## Given instruction
In the cricket article below, condense the paragraph that begins "In 2008, with South Africa" into a short bulleted list that keeps its main facts.

## Passage
*-*-*

Andrew Flintoff bowls Jacques Kallis

Hear him roar: Flintoff's spell to Kallis brought back memories of another Edgbaston contest

Andrew Yates / © AFP/Getty Images

The top 20

The balls of the century, No. 15: Andrew Flintoff to Jacques Kallis

When fast is furious

Alan Gardner  |  

England v South Africa, Birmingham, 2008

As so often with the most memorable dismissals, context is everything. Without all the hoopla around Shane Warne's arrival as a legspin prodigy, who then fizzed his first ball in Ashes cricket past Mike Gatting's gormless grope, would we still be referring to it in such superlative terms nearly three decades later? Similarly with Andrew Flintoff's two Edgbaston showstoppers - spoiler alert: one of them also in a famous Ashes encounter - the build-up and lead-in all serve to heighten our experience of the ball itself.

In 2008, with South Africa seeking a first win in England since readmission, they came into the third Test, at Edgbaston, with a 1-0 lead. The series had been billed as a clash between the teams' two great allrounders, Flintoff and Jacques Kallis (although in the end they managed one fifty and one four-wicket haul between them). On the second evening, with South Africa coasting towards England's first-innings 231 four wickets down, Flintoff stoked the Brummie fires, much as he had done three years previously, in a ripsnorting spell against his ursine counterpart.

*-*-*

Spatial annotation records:
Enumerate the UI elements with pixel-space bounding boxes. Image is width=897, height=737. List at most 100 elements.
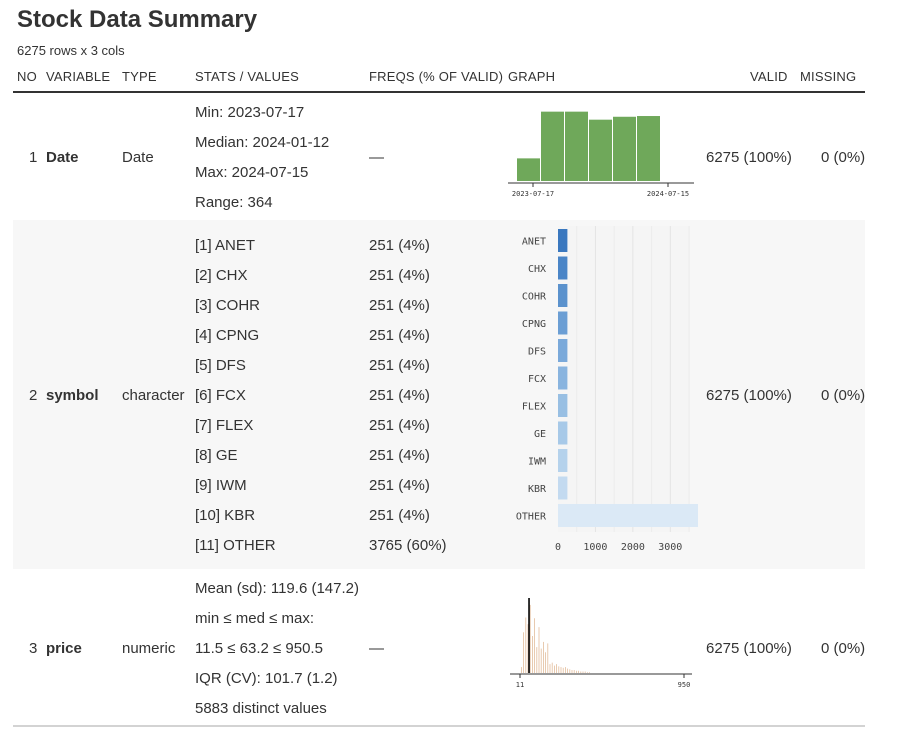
histogram-bar (551, 662, 553, 673)
histogram-bar (576, 670, 577, 673)
x-tick-label: 950 (678, 681, 691, 689)
x-tick-label: 3000 (658, 542, 682, 553)
histogram-bar (580, 671, 582, 673)
row-no: 2 (29, 387, 38, 404)
col-header-valid[interactable]: VALID (750, 69, 788, 84)
histogram-bar (560, 667, 562, 673)
freqs-empty: — (369, 640, 384, 657)
bar-other (558, 504, 698, 527)
category-label: COHR (522, 292, 547, 303)
col-header-variable[interactable]: VARIABLE (46, 69, 110, 84)
col-header-no[interactable]: NO (17, 69, 37, 84)
bar-ge (558, 421, 568, 445)
category-label: DFS (528, 347, 546, 358)
histogram-bar (536, 647, 538, 673)
value-line: [6] FCX (195, 387, 246, 404)
freq-line: 251 (4%) (369, 267, 430, 284)
value-line: [9] IWM (195, 477, 247, 494)
value-line: [2] CHX (195, 267, 248, 284)
bar-anet (558, 229, 568, 252)
histogram-bar (589, 119, 612, 181)
valid-count: 6275 (100%) (706, 640, 792, 657)
col-header-type[interactable]: TYPE (122, 69, 157, 84)
histogram-bar (538, 627, 540, 673)
symbol-bar-chart: ANET CHX COHR CPNG DFS FCX FLEX GE IWM KBR OTHER 0 1… (516, 226, 698, 553)
missing-count: 0 (0%) (821, 387, 866, 404)
bar-fcx (558, 366, 568, 390)
histogram-bar (541, 111, 564, 181)
date-histogram: 2023-07-17 2024-07-15 (508, 111, 694, 198)
bar-flex (558, 394, 568, 417)
valid-count: 6275 (100%) (706, 387, 792, 404)
freq-line: 251 (4%) (369, 507, 430, 524)
variable-type: Date (122, 149, 154, 166)
bar-iwm (558, 449, 568, 472)
bar-cohr (558, 284, 568, 307)
freq-line: 251 (4%) (369, 417, 430, 434)
histogram-bar (582, 671, 584, 673)
freq-line: 251 (4%) (369, 477, 430, 494)
variable-type: numeric (122, 640, 176, 657)
histogram-bar (578, 670, 579, 673)
histogram-bar (554, 665, 555, 673)
value-line: [1] ANET (195, 237, 256, 254)
value-line: [5] DFS (195, 357, 246, 374)
histogram-bar (525, 617, 527, 673)
histogram-bar (569, 669, 571, 673)
histogram-bar (547, 643, 549, 673)
freq-line: 251 (4%) (369, 357, 430, 374)
value-line: [4] CPNG (195, 327, 260, 344)
col-header-graph[interactable]: GRAPH (508, 69, 555, 84)
missing-count: 0 (0%) (821, 149, 866, 166)
missing-count: 0 (0%) (821, 640, 866, 657)
histogram-bar (573, 670, 575, 673)
col-header-freqs[interactable]: FREQS (% OF VALID) (369, 69, 503, 84)
histogram-bar (534, 618, 535, 673)
row-no: 1 (29, 149, 38, 166)
category-label: CHX (528, 264, 546, 275)
category-label: ANET (522, 237, 546, 248)
bar-chx (558, 256, 568, 280)
histogram-bar (517, 158, 540, 181)
histogram-bar (589, 672, 590, 673)
histogram-bar (549, 664, 551, 673)
bar-cpng (558, 311, 568, 335)
table-bottom-rule (13, 725, 865, 727)
histogram-bar (571, 670, 573, 673)
stat-line: Range: 364 (195, 194, 273, 211)
freq-line: 251 (4%) (369, 387, 430, 404)
histogram-bar (613, 116, 636, 181)
stat-line: Min: 2023-07-17 (195, 104, 305, 121)
histogram-bar (529, 604, 531, 673)
histogram-bar (562, 667, 564, 673)
histogram-bar (637, 116, 660, 181)
histogram-bar (543, 641, 544, 673)
col-header-stats[interactable]: STATS / VALUES (195, 69, 299, 84)
histogram-bar (567, 668, 568, 673)
freqs-empty: — (369, 149, 384, 166)
col-header-missing[interactable]: MISSING (800, 69, 856, 84)
value-line: [10] KBR (195, 507, 256, 524)
freq-line: 251 (4%) (369, 447, 430, 464)
histogram-bar (545, 652, 546, 673)
category-label: OTHER (516, 512, 547, 523)
stat-line: min ≤ med ≤ max: (195, 610, 314, 627)
category-label: GE (534, 429, 546, 440)
category-label: FCX (528, 374, 546, 385)
histogram-bar (523, 632, 524, 673)
bar-kbr (558, 476, 568, 500)
variable-name: symbol (46, 387, 99, 404)
stat-line: Mean (sd): 119.6 (147.2) (195, 580, 359, 597)
table-dimensions: 6275 rows x 3 cols (17, 43, 125, 58)
stat-line: Median: 2024-01-12 (195, 134, 330, 151)
variable-name: Date (46, 149, 79, 166)
value-line: [11] OTHER (195, 537, 276, 554)
bar-dfs (558, 339, 568, 362)
histogram-bar (584, 671, 586, 673)
histogram-bar (565, 667, 566, 673)
price-histogram: 11 950 (510, 598, 692, 689)
row-no: 3 (29, 640, 38, 657)
histogram-bar (532, 636, 533, 673)
value-line: [8] GE (195, 447, 238, 464)
value-line: [3] COHR (195, 297, 261, 314)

*-*-*

## Result below
- In 2008, South Africa were seeking their first win in England since readmission and came into the third Test, at Edgbaston, with a 1-0 lead.
- The series had been billed as a clash between the two great allrounders, Flintoff and Jacques Kallis, though in the end they managed only one fifty and one four-wicket haul between them.
- On the second evening, South Africa were four wickets down and coasting towards England's first-innings 231.
- Flintoff then roused the Birmingham crowd with a ripsnorting spell against Kallis, much as he had done three years earlier.